* Stored data

##############################

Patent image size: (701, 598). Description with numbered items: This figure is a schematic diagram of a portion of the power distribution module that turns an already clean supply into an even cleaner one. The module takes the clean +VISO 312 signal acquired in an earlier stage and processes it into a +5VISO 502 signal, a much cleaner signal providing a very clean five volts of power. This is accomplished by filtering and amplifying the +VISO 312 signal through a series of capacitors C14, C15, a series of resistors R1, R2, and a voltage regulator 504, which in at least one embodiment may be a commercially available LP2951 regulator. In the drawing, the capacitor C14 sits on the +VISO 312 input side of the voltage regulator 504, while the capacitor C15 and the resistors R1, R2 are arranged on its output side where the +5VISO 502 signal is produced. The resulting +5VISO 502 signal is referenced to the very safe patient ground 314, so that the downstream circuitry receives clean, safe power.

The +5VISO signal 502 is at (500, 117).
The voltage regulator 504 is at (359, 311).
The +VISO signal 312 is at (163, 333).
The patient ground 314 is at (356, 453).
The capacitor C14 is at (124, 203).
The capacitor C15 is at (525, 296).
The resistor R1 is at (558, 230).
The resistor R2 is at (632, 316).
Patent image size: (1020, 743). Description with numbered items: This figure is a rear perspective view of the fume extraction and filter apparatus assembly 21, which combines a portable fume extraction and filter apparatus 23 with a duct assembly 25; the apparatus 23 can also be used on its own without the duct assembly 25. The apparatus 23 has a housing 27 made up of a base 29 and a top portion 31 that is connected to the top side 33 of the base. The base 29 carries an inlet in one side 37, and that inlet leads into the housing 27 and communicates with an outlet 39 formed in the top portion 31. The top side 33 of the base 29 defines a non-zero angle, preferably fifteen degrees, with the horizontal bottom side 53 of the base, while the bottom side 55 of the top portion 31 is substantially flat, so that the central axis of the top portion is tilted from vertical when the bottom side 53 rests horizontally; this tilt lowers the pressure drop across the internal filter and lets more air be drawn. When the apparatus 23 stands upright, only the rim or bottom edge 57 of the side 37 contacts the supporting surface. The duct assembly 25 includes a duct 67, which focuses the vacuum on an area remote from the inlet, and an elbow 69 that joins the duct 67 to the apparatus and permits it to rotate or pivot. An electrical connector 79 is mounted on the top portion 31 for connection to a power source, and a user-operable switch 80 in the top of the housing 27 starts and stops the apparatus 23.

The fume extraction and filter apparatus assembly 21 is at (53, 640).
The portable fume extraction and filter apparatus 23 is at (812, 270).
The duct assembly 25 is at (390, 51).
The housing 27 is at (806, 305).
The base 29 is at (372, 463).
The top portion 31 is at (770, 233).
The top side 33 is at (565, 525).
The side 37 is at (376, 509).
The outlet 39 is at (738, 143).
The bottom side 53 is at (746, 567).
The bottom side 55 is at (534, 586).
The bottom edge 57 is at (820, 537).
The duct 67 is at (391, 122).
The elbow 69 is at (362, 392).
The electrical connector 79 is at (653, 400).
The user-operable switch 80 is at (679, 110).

##############################

* WHAT IS NEEDED
Set down all of the lines above again, word for word and in the same order.

* SOLUTION TO THE PROBLEM
Patent image size: (701, 598). Description with numbered items: This figure is a schematic diagram of a portion of the power distribution module that turns an already clean supply into an even cleaner one. The module takes the clean +VISO 312 signal acquired in an earlier stage and processes it into a +5VISO 502 signal, a much cleaner signal providing a very clean five volts of power. This is accomplished by filtering and amplifying the +VISO 312 signal through a series of capacitors C14, C15, a series of resistors R1, R2, and a voltage regulator 504, which in at least one embodiment may be a commercially available LP2951 regulator. In the drawing, the capacitor C14 sits on the +VISO 312 input side of the voltage regulator 504, while the capacitor C15 and the resistors R1, R2 are arranged on its output side where the +5VISO 502 signal is produced. The resulting +5VISO 502 signal is referenced to the very safe patient ground 314, so that the downstream circuitry receives clean, safe power.

The +5VISO signal 502 is at (500, 117).
The voltage regulator 504 is at (359, 311).
The +VISO signal 312 is at (163, 333).
The patient ground 314 is at (356, 453).
The capacitor C14 is at (124, 203).
The capacitor C15 is at (525, 296).
The resistor R1 is at (558, 230).
The resistor R2 is at (632, 316).
Patent image size: (1020, 743). Description with numbered items: This figure is a rear perspective view of the fume extraction and filter apparatus assembly 21, which combines a portable fume extraction and filter apparatus 23 with a duct assembly 25; the apparatus 23 can also be used on its own without the duct assembly 25. The apparatus 23 has a housing 27 made up of a base 29 and a top portion 31 that is connected to the top side 33 of the base. The base 29 carries an inlet in one side 37, and that inlet leads into the housing 27 and communicates with an outlet 39 formed in the top portion 31. The top side 33 of the base 29 defines a non-zero angle, preferably fifteen degrees, with the horizontal bottom side 53 of the base, while the bottom side 55 of the top portion 31 is substantially flat, so that the central axis of the top portion is tilted from vertical when the bottom side 53 rests horizontally; this tilt lowers the pressure drop across the internal filter and lets more air be drawn. When the apparatus 23 stands upright, only the rim or bottom edge 57 of the side 37 contacts the supporting surface. The duct assembly 25 includes a duct 67, which focuses the vacuum on an area remote from the inlet, and an elbow 69 that joins the duct 67 to the apparatus and permits it to rotate or pivot. An electrical connector 79 is mounted on the top portion 31 for connection to a power source, and a user-operable switch 80 in the top of the housing 27 starts and stops the apparatus 23.

The fume extraction and filter apparatus assembly 21 is at (53, 640).
The portable fume extraction and filter apparatus 23 is at (812, 270).
The duct assembly 25 is at (390, 51).
The housing 27 is at (806, 305).
The base 29 is at (372, 463).
The top portion 31 is at (770, 233).
The top side 33 is at (565, 525).
The side 37 is at (376, 509).
The outlet 39 is at (738, 143).
The bottom side 53 is at (746, 567).
The bottom side 55 is at (534, 586).
The bottom edge 57 is at (820, 537).
The duct 67 is at (391, 122).
The elbow 69 is at (362, 392).
The electrical connector 79 is at (653, 400).
The user-operable switch 80 is at (679, 110).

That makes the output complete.